Echo back the entries verbatim, beginning at the line containing "n-label: (n=638) bbox=[111, 229, 148, 239]" and continuing through the line containing "n-label: (n=164) bbox=[111, 368, 148, 378]", both lines included.
### Materials provided ###
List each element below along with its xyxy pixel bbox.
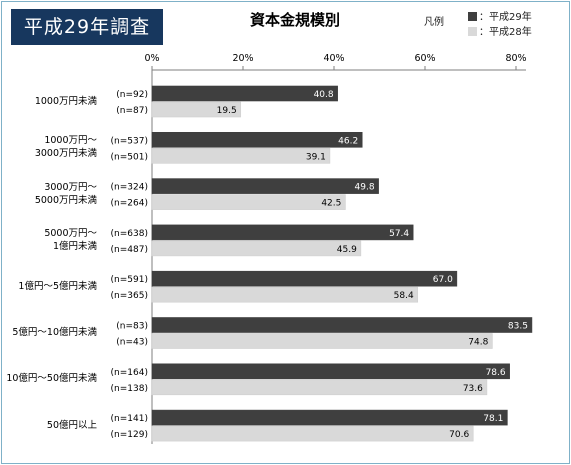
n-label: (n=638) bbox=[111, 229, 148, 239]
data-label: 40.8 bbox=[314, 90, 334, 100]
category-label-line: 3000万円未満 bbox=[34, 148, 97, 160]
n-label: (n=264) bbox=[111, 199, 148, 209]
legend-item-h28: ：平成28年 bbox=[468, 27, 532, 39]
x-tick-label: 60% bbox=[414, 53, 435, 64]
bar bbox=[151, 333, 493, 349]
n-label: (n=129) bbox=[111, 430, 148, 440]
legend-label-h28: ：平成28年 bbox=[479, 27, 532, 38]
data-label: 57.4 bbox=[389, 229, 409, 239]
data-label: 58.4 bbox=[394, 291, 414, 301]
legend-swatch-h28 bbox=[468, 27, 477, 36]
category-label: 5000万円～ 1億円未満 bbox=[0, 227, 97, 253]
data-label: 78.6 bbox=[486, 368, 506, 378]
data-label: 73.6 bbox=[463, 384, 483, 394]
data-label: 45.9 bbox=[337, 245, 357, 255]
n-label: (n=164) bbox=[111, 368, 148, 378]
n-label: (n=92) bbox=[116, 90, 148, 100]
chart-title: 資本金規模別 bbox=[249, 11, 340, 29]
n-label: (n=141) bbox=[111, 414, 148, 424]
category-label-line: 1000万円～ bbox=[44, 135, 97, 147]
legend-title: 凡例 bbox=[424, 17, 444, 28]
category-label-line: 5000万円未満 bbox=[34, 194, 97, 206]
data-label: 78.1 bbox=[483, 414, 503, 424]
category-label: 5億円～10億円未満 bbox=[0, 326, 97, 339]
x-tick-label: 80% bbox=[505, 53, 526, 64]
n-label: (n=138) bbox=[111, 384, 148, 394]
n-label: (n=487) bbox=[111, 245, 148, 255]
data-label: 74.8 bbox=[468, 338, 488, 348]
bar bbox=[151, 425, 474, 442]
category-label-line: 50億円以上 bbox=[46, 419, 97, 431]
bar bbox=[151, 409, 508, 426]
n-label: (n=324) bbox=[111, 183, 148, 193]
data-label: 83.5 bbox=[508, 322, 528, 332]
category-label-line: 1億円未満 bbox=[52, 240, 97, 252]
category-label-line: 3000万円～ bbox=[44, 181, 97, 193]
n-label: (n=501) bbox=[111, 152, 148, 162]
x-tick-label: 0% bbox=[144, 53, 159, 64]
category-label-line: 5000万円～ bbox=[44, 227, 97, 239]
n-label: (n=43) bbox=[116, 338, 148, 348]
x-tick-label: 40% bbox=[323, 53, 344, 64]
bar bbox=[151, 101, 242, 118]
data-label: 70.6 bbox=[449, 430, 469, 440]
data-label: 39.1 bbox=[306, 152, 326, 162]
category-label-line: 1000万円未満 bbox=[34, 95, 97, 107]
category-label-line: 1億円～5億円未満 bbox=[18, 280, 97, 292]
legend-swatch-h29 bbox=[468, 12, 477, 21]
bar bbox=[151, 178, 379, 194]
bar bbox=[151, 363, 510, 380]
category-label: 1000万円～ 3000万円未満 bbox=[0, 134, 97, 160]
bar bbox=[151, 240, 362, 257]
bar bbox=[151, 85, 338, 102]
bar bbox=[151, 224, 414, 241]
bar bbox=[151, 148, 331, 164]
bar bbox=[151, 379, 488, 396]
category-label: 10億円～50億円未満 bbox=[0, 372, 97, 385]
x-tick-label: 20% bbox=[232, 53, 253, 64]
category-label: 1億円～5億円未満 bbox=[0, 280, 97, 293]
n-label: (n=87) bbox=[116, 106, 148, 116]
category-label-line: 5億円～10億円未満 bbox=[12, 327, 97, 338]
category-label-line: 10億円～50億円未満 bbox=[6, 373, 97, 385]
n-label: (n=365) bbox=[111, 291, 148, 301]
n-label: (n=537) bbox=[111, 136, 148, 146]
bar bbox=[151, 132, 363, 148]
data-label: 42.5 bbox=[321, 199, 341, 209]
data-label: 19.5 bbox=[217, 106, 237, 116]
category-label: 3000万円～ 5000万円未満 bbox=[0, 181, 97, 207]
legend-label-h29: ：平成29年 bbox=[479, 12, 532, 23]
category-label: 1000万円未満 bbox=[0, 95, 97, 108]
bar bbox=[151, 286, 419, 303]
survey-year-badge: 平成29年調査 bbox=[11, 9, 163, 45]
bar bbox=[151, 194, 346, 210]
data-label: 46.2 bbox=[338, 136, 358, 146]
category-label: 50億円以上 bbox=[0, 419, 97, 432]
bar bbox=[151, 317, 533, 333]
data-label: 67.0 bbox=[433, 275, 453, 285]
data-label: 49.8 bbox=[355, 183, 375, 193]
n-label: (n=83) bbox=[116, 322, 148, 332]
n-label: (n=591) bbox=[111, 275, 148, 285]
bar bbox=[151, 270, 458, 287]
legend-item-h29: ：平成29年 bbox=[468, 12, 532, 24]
###
◆ Response
n-label: (n=638) bbox=[111, 229, 148, 239]
data-label: 40.8 bbox=[314, 90, 334, 100]
category-label-line: 3000万円未満 bbox=[34, 148, 97, 160]
n-label: (n=264) bbox=[111, 199, 148, 209]
legend-item-h28: ：平成28年 bbox=[468, 27, 532, 39]
x-tick-label: 60% bbox=[414, 53, 435, 64]
bar bbox=[151, 333, 493, 349]
n-label: (n=129) bbox=[111, 430, 148, 440]
legend-label-h28: ：平成28年 bbox=[479, 27, 532, 38]
data-label: 57.4 bbox=[389, 229, 409, 239]
data-label: 58.4 bbox=[394, 291, 414, 301]
legend-swatch-h28 bbox=[468, 27, 477, 36]
category-label: 5000万円～ 1億円未満 bbox=[0, 227, 97, 253]
data-label: 78.6 bbox=[486, 368, 506, 378]
data-label: 73.6 bbox=[463, 384, 483, 394]
data-label: 45.9 bbox=[337, 245, 357, 255]
n-label: (n=164) bbox=[111, 368, 148, 378]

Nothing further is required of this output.